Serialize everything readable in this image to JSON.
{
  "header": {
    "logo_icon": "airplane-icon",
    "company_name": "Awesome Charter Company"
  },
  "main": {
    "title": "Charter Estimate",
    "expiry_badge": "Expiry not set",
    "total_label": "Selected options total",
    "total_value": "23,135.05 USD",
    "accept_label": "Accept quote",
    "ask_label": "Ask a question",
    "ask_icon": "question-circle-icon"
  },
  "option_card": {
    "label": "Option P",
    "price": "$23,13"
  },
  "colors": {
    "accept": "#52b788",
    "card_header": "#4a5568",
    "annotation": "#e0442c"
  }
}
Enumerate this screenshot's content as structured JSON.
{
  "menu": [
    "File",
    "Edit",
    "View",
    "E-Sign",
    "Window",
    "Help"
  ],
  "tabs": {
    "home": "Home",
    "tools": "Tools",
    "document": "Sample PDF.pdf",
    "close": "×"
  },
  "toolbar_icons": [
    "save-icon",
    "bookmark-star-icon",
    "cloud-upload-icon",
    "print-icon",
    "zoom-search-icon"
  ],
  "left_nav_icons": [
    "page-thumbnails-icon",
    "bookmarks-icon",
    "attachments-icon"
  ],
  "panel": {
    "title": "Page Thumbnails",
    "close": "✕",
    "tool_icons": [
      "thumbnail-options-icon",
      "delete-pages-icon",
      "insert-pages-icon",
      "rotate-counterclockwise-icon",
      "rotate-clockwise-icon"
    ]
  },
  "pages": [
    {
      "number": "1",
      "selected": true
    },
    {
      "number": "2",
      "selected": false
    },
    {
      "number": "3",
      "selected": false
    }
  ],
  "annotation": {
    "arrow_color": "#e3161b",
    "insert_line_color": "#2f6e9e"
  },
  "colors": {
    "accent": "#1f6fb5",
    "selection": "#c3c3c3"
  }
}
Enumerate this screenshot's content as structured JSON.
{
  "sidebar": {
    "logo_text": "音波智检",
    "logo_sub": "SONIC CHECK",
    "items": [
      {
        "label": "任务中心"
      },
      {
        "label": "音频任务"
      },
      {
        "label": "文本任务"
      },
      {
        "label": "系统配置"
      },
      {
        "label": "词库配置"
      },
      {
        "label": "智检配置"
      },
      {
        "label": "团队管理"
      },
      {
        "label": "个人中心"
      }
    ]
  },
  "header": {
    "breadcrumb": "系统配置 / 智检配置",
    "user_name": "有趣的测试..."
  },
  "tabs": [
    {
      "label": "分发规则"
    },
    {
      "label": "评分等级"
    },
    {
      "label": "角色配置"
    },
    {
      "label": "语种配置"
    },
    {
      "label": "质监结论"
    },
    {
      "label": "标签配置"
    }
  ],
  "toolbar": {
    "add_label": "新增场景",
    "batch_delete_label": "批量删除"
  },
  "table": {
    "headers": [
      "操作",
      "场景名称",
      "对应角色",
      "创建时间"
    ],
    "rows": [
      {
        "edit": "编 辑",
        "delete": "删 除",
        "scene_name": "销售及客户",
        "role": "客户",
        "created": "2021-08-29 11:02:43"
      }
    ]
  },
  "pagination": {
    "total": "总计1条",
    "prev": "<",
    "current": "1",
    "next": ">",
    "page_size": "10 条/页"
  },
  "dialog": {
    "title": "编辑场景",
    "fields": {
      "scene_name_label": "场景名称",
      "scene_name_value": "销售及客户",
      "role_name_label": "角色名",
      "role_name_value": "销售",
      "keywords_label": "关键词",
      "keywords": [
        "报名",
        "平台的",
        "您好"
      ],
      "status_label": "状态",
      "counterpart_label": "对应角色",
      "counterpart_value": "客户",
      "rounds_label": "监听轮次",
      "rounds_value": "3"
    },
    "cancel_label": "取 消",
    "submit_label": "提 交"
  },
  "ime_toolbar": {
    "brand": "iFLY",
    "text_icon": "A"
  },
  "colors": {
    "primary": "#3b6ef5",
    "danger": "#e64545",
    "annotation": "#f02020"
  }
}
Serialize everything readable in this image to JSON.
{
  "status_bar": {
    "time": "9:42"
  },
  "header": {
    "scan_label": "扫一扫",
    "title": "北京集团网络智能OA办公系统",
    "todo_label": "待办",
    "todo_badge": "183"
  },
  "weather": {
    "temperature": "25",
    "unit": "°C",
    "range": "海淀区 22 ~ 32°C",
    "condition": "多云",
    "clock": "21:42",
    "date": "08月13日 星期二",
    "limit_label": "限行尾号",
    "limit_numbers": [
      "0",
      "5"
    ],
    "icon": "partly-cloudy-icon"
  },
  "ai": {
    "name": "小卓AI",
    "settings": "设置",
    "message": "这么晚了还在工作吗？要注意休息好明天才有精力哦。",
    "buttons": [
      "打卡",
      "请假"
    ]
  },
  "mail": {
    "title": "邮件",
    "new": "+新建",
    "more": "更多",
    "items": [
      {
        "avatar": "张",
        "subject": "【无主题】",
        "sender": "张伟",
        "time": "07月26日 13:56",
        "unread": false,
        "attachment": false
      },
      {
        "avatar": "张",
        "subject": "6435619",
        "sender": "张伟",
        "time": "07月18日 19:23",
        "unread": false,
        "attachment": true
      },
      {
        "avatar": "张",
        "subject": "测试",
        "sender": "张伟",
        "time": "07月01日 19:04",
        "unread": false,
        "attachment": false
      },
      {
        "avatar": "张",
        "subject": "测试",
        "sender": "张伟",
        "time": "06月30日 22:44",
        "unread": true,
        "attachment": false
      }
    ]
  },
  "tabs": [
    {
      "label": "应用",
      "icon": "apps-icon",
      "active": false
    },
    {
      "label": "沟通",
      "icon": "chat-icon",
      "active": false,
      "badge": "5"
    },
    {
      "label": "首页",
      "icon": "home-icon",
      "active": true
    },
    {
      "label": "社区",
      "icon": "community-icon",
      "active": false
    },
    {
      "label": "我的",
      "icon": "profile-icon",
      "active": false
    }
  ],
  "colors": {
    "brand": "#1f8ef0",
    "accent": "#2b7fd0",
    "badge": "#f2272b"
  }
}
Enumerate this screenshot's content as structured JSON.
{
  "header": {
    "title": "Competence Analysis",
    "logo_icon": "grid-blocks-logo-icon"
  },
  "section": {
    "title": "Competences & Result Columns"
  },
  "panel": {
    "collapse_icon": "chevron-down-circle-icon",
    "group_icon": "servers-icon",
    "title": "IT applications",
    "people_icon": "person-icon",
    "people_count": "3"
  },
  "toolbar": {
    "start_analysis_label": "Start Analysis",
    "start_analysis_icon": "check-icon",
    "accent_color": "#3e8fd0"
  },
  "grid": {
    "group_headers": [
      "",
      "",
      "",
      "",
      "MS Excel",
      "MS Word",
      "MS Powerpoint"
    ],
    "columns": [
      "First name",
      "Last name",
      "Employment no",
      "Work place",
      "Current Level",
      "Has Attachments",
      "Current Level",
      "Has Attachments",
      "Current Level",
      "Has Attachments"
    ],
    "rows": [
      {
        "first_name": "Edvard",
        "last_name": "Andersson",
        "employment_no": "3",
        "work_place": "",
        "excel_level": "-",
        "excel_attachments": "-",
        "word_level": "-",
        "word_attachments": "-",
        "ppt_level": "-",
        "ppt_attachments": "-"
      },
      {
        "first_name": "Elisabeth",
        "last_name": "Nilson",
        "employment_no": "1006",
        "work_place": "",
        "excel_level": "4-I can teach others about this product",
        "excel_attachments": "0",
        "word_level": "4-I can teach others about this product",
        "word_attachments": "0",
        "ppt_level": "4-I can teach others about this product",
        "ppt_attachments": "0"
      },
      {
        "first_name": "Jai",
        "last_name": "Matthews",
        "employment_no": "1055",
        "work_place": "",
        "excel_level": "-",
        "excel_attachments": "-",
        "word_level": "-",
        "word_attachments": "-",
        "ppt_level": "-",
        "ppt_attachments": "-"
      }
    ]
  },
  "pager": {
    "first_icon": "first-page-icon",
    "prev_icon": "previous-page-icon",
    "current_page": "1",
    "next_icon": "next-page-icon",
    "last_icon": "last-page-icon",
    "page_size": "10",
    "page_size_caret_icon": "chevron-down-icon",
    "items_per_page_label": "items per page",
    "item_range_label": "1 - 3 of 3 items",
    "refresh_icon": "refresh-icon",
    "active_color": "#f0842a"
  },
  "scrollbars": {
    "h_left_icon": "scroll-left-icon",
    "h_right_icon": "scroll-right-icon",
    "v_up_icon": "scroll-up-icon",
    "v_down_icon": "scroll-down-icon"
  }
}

**SET TASK:** Return each line of the listing that holds the string "down".

**RESPONSE TO THIS TASK:**
    "collapse_icon": "chevron-down-circle-icon",
    "page_size_caret_icon": "chevron-down-icon",
    "v_down_icon": "scroll-down-icon"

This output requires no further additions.